• [Objective]:
Count the lines of the records below that contain the word "with". State only the resulting number.

• [Entries provided]:
........

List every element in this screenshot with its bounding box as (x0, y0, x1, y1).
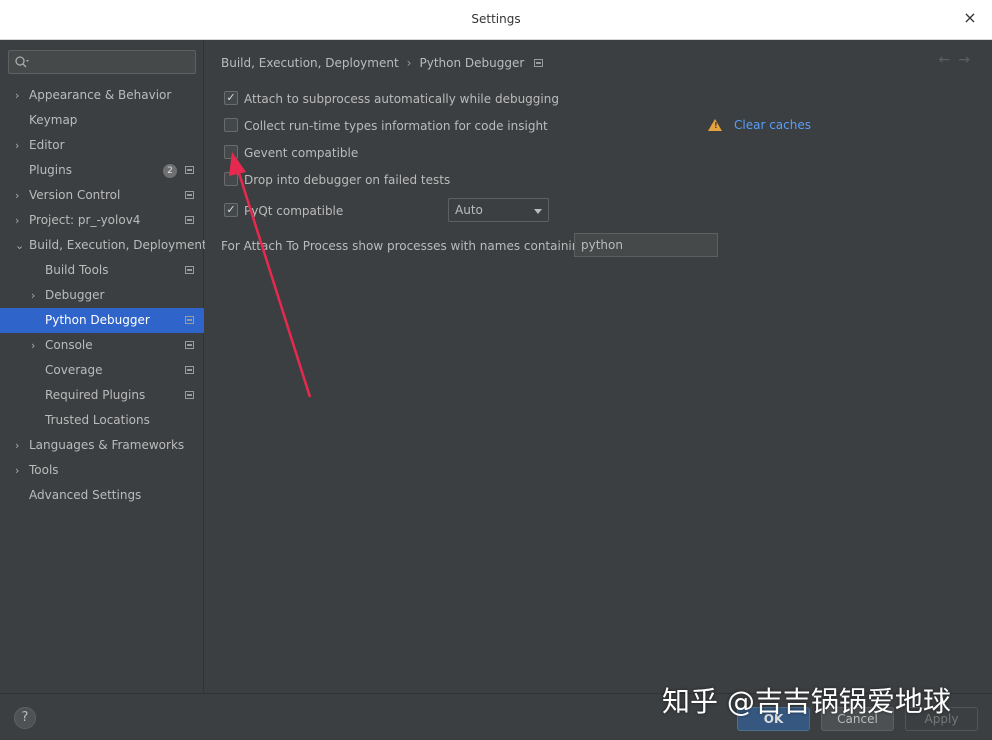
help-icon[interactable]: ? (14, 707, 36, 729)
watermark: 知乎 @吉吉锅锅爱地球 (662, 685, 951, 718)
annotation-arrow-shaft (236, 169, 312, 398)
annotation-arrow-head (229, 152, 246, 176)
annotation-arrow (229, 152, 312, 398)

........

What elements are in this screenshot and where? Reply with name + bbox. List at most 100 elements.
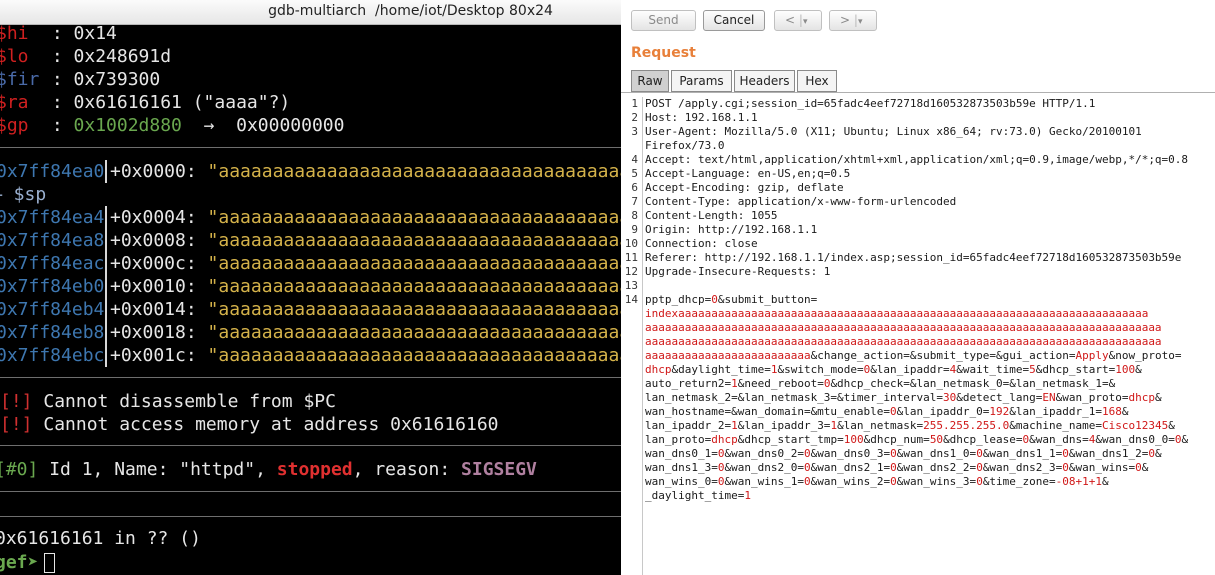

........

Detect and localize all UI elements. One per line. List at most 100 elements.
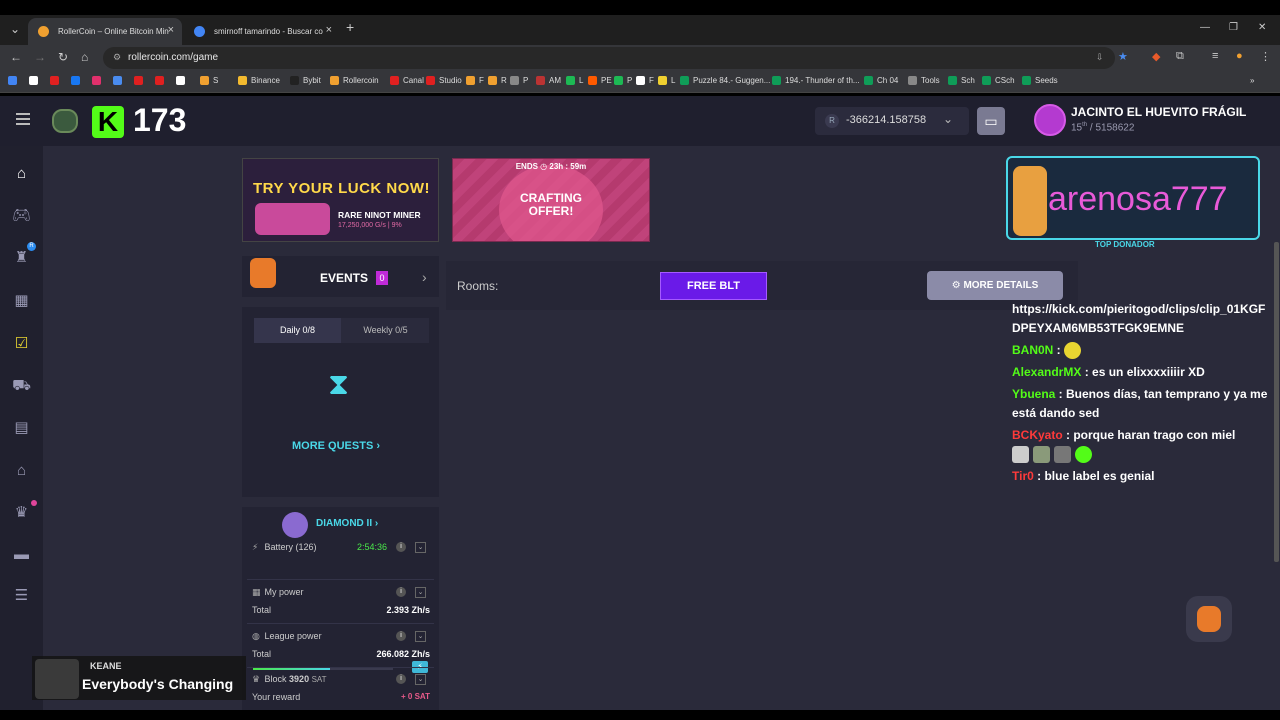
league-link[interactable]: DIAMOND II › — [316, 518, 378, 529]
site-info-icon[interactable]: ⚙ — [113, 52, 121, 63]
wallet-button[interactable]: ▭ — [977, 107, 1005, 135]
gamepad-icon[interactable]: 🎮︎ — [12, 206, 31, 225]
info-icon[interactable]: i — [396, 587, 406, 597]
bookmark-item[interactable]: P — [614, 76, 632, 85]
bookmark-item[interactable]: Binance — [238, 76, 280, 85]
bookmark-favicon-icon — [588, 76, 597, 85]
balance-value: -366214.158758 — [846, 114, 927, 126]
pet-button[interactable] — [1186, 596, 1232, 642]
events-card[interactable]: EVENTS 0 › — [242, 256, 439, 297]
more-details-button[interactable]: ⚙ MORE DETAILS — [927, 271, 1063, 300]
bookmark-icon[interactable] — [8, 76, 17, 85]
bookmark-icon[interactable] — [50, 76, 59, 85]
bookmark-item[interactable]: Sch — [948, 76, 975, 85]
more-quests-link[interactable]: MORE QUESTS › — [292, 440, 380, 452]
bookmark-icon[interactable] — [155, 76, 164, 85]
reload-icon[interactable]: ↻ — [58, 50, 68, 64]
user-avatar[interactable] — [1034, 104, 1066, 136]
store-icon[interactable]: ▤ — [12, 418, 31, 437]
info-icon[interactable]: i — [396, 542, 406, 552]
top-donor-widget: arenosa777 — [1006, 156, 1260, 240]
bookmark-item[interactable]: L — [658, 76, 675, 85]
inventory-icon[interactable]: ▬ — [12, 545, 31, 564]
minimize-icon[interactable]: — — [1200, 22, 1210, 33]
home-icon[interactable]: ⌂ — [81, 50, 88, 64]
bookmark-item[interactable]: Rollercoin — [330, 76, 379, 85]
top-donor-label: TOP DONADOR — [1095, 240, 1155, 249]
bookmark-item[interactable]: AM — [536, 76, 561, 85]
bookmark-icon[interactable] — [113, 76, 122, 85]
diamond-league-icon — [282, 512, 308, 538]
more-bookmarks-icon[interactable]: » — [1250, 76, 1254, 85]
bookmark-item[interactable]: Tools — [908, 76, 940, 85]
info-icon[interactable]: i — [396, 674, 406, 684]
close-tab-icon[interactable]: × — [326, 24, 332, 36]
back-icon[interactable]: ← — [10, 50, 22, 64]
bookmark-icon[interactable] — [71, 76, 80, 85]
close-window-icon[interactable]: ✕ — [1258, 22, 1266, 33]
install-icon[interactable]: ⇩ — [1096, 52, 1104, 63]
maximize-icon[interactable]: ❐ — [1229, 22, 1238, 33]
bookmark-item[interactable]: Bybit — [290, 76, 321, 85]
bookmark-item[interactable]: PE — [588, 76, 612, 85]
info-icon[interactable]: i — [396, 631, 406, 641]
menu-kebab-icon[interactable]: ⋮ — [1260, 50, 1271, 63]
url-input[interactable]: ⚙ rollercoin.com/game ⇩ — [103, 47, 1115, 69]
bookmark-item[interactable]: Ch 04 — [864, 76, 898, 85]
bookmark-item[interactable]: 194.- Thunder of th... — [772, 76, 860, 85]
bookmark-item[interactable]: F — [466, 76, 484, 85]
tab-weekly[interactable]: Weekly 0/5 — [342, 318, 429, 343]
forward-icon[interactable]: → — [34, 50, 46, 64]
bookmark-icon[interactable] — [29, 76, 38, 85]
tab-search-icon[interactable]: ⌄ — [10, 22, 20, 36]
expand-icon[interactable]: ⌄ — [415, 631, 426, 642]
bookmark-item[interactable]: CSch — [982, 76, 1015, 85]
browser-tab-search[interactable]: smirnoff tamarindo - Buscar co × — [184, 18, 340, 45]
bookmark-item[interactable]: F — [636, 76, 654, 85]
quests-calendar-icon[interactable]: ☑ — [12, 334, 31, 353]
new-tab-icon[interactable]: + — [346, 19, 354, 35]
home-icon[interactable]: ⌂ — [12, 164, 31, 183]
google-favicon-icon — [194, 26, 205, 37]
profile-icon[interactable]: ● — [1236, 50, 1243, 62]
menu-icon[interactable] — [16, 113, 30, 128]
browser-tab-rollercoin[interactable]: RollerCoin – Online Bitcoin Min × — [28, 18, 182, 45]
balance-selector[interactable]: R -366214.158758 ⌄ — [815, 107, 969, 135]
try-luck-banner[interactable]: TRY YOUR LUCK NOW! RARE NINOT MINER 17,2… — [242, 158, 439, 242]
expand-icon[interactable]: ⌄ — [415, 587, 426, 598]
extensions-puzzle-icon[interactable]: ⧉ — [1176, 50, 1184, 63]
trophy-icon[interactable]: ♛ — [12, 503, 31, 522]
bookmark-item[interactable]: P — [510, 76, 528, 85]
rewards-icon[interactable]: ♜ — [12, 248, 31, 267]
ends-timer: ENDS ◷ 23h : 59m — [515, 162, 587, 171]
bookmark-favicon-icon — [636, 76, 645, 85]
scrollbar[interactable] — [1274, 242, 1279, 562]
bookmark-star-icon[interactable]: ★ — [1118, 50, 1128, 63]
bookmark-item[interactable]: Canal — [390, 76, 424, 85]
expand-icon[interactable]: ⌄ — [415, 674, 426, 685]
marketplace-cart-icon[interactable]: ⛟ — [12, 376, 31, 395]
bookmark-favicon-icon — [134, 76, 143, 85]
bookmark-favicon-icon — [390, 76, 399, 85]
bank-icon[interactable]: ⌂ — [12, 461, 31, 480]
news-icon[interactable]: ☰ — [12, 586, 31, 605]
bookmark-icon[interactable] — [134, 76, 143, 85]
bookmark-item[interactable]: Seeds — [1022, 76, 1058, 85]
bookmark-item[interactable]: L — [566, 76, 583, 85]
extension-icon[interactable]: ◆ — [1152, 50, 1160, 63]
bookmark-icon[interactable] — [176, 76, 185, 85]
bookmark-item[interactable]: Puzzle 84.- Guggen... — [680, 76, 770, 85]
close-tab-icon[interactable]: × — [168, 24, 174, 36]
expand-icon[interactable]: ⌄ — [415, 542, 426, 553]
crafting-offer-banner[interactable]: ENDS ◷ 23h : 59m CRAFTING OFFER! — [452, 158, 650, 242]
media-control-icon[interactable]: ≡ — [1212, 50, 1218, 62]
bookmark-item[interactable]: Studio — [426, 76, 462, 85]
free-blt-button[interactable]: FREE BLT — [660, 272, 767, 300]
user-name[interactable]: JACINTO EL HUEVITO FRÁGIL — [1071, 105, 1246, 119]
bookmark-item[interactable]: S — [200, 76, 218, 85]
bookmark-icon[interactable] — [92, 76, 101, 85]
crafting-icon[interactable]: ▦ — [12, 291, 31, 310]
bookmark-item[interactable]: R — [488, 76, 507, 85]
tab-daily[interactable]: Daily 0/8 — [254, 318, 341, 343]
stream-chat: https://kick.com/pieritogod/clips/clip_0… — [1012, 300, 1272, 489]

........

• [Expected answer]:
2